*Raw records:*
--- --- ---
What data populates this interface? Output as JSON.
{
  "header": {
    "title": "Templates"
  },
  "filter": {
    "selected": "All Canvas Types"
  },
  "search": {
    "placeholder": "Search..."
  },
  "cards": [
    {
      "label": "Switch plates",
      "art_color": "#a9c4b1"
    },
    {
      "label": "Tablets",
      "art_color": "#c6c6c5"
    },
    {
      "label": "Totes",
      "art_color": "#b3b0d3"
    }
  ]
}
--- --- ---
*OBJECTIVE:*
Print all of the entries exactly as they appear.

*OUTPUT OF THE TASK:*
What data populates this interface? Output as JSON.
{
  "header": {
    "title": "Templates"
  },
  "filter": {
    "selected": "All Canvas Types"
  },
  "search": {
    "placeholder": "Search..."
  },
  "cards": [
    {
      "label": "Switch plates",
      "art_color": "#a9c4b1"
    },
    {
      "label": "Tablets",
      "art_color": "#c6c6c5"
    },
    {
      "label": "Totes",
      "art_color": "#b3b0d3"
    }
  ]
}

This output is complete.